Go through the entries below and pick out every line with "plain".

——

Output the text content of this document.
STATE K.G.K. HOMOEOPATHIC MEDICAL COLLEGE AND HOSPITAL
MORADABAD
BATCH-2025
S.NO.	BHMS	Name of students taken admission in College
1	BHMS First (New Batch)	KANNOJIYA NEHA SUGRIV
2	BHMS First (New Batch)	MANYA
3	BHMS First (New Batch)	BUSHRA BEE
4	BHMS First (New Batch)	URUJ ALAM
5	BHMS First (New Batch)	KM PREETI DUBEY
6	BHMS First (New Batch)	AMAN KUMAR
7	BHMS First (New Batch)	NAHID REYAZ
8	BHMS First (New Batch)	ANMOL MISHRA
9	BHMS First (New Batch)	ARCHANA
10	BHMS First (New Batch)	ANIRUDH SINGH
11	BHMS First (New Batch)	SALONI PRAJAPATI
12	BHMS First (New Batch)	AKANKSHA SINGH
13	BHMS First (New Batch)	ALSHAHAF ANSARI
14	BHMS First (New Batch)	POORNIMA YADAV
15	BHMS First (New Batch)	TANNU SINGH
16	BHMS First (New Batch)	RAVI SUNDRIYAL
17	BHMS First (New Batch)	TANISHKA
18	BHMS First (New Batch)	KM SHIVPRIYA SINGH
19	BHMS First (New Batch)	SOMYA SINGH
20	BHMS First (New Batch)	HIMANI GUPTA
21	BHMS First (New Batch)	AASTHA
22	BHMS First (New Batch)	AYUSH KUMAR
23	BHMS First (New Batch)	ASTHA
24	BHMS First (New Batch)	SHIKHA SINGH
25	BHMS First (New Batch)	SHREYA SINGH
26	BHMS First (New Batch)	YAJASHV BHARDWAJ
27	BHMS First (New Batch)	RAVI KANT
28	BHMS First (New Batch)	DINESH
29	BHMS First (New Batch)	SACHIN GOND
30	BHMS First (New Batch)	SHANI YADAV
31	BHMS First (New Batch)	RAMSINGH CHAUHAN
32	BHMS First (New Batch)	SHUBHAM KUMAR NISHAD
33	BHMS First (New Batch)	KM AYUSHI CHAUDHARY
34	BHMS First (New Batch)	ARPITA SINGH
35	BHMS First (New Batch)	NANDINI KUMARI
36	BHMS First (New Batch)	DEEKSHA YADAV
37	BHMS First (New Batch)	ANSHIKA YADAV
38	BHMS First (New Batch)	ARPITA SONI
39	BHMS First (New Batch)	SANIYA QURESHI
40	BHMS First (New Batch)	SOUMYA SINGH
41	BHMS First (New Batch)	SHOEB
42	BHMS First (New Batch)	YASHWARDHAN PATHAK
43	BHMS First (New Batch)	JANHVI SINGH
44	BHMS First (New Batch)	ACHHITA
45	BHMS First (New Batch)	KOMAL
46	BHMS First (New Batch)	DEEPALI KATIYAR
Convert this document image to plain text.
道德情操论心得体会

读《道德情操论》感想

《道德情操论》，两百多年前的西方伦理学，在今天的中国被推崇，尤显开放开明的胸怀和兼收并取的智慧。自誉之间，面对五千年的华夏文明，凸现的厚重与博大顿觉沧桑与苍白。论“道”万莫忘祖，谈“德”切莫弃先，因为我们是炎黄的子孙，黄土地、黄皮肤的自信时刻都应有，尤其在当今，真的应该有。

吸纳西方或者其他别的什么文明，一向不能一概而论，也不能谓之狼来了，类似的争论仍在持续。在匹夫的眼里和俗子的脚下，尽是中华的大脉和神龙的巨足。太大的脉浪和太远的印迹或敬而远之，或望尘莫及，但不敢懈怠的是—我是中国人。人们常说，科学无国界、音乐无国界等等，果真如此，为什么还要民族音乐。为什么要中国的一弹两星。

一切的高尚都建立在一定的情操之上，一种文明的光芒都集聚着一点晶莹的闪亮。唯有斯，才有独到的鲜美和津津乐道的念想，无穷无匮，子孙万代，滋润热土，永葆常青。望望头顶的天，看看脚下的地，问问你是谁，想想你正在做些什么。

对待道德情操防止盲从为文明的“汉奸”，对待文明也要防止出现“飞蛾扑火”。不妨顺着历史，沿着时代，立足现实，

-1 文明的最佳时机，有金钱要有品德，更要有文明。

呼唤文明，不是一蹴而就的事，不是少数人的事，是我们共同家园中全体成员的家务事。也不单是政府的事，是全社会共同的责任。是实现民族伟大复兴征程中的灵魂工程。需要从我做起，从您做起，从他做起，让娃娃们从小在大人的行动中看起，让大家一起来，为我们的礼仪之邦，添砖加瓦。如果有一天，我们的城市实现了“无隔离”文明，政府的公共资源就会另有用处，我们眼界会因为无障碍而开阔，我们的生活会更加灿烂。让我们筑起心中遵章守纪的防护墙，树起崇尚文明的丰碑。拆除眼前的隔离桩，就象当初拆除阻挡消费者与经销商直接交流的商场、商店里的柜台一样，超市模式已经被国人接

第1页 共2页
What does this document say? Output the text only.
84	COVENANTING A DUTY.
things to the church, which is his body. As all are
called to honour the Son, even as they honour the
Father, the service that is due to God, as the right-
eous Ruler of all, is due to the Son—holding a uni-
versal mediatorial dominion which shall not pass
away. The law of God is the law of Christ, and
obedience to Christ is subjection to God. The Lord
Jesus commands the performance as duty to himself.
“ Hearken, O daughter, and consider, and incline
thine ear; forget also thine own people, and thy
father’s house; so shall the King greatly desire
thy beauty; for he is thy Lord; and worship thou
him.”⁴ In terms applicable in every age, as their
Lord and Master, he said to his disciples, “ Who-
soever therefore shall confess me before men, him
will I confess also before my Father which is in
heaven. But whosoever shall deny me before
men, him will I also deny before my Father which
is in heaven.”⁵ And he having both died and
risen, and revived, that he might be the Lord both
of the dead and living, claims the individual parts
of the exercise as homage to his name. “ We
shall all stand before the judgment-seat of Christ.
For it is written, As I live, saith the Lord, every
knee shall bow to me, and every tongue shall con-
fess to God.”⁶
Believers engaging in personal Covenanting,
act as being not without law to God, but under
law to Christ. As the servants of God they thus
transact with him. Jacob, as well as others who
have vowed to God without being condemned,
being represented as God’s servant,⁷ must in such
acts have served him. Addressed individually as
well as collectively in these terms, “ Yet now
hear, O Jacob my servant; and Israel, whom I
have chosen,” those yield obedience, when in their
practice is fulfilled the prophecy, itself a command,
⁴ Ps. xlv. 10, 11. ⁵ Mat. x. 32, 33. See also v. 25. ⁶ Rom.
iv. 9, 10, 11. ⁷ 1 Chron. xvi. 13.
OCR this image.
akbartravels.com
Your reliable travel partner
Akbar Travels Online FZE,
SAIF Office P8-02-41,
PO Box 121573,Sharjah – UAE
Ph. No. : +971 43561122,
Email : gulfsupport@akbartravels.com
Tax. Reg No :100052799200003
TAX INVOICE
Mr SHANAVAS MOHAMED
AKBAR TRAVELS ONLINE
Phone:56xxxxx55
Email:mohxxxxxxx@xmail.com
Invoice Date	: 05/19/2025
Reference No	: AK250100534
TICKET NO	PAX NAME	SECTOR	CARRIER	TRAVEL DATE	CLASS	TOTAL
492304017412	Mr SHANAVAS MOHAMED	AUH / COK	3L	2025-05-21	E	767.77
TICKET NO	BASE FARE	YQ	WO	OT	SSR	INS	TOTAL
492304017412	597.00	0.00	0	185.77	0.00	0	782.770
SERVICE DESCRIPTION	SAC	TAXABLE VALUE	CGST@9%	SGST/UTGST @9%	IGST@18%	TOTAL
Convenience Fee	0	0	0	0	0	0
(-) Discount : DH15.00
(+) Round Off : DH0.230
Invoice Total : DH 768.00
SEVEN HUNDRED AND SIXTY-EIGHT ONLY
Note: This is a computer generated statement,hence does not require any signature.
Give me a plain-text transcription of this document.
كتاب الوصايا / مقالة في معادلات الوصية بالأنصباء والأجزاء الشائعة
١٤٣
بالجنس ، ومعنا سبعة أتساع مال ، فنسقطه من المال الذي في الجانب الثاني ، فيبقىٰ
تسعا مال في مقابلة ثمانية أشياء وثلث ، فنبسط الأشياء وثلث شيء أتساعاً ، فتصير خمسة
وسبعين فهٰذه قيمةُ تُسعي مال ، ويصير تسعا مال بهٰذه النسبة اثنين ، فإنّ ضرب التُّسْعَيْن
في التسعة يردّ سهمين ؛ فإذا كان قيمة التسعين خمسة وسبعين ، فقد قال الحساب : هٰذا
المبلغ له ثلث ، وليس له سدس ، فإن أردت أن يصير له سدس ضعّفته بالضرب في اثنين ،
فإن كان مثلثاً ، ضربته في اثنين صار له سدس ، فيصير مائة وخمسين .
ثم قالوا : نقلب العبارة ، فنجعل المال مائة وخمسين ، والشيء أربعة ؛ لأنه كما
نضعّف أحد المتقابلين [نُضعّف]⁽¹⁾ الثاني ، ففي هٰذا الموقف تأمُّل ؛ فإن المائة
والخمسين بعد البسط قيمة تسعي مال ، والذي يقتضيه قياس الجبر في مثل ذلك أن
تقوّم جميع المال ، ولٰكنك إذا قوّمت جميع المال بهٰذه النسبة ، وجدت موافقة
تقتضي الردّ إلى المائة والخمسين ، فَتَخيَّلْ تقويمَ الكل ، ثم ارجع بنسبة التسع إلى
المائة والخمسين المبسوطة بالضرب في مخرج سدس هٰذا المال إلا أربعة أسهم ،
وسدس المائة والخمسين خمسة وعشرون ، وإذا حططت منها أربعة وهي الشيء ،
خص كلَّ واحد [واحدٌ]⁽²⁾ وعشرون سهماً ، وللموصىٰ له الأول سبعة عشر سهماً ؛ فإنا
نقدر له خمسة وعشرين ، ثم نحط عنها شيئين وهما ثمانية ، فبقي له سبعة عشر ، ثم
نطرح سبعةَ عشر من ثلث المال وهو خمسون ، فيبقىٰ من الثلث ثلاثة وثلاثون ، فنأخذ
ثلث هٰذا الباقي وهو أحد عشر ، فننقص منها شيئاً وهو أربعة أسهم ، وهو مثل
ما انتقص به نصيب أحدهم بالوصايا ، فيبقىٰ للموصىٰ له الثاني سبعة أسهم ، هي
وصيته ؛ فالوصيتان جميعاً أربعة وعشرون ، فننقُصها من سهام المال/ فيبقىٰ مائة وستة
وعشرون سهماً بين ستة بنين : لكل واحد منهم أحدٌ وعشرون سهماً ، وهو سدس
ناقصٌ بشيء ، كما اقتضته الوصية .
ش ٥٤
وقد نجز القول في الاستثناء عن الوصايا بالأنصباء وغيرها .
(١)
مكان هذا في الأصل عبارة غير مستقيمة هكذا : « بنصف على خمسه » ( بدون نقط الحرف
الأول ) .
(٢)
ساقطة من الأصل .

——

• _Exercise solution_
Convert this document image to plain text.
Give me a plain-text transcription of this document.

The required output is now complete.